━━━━━ EXERCISE MATERIALS ━━━━━

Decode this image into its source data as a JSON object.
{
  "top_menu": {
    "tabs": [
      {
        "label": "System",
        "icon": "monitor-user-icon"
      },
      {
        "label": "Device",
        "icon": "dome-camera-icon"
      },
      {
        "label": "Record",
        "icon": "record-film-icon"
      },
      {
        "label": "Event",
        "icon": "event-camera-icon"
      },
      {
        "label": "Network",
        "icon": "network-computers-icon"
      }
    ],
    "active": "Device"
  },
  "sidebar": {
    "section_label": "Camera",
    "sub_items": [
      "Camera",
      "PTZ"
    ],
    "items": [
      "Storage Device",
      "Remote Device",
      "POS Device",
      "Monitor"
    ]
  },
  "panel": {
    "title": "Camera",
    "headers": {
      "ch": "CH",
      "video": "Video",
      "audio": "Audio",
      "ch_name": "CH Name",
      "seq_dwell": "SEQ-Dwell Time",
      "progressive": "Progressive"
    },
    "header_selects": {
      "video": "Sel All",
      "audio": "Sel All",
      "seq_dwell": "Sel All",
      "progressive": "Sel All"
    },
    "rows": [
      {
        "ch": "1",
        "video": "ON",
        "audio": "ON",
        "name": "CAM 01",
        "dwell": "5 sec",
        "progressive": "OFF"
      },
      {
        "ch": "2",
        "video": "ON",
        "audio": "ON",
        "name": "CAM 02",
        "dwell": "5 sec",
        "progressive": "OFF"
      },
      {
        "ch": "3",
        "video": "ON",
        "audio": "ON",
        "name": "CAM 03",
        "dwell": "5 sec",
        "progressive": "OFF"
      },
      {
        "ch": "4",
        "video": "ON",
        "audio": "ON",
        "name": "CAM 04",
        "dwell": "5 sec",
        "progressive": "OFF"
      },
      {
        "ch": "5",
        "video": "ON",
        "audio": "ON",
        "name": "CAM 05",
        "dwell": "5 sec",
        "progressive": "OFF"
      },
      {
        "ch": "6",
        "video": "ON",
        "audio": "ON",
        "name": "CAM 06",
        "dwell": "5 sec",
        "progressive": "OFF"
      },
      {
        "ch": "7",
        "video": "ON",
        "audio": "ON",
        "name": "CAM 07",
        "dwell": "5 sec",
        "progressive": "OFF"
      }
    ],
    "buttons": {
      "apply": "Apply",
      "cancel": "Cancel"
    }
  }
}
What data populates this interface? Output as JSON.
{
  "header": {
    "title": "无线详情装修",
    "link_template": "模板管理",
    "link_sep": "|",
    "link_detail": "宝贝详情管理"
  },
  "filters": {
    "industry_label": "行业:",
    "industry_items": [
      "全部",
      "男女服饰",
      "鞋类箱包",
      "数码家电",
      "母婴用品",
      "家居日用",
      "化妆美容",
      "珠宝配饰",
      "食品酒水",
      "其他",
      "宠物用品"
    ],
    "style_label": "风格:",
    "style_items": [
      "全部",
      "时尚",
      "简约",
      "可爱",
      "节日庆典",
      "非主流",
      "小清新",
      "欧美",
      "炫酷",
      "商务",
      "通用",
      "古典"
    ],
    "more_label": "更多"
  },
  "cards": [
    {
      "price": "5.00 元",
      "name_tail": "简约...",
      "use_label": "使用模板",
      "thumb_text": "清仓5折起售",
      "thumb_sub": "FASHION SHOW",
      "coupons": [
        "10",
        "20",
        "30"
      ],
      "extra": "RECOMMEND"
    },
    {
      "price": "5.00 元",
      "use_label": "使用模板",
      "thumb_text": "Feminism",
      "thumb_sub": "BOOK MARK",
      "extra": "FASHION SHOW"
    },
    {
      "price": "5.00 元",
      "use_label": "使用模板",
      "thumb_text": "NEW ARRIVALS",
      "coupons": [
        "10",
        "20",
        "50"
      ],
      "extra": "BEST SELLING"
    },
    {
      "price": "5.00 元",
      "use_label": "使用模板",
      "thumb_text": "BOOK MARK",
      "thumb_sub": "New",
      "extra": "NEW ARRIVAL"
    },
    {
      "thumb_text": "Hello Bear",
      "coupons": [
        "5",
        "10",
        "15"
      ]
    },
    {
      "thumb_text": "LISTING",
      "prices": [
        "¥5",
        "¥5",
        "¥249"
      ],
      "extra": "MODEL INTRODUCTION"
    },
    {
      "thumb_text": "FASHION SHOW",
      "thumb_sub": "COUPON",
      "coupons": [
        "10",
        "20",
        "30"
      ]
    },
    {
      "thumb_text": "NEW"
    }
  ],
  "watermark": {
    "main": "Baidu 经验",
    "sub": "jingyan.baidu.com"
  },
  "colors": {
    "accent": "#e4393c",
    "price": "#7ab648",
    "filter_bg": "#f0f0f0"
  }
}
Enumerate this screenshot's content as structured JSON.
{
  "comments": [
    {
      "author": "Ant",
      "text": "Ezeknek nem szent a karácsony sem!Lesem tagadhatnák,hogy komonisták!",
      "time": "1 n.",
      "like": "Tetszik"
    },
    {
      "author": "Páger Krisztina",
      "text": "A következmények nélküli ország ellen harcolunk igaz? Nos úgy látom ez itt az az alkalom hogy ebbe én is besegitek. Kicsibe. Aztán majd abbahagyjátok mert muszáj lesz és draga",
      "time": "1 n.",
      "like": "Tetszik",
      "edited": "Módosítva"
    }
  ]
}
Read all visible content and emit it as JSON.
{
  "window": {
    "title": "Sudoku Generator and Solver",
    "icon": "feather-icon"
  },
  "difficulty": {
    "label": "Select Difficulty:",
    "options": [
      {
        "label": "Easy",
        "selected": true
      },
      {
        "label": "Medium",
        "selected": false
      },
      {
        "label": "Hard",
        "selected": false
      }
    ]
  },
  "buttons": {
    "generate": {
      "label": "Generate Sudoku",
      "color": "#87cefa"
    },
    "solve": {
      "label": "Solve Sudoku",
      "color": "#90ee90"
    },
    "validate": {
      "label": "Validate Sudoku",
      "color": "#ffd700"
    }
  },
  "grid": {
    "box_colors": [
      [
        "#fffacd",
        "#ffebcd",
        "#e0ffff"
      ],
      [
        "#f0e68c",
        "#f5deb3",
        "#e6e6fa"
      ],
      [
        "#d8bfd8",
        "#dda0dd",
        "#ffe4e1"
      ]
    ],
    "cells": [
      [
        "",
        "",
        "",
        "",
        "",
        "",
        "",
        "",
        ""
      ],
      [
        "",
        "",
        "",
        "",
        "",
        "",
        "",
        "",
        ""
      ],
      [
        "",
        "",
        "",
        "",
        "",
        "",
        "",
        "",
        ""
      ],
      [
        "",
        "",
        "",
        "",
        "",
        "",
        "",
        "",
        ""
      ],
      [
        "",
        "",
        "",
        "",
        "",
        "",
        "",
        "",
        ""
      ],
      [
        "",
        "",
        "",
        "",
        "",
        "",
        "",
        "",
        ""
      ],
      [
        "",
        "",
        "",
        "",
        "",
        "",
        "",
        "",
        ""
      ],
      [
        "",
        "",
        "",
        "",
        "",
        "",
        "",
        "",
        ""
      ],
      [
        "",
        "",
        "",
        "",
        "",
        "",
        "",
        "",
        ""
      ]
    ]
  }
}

━━━━━

• **TASK BRIEF**:
Filter the entries above down to the lines containing the word "JSON".

• **EXERCISE SOLUTION**:
Decode this image into its source data as a JSON object.
What data populates this interface? Output as JSON.
Enumerate this screenshot's content as structured JSON.
Read all visible content and emit it as JSON.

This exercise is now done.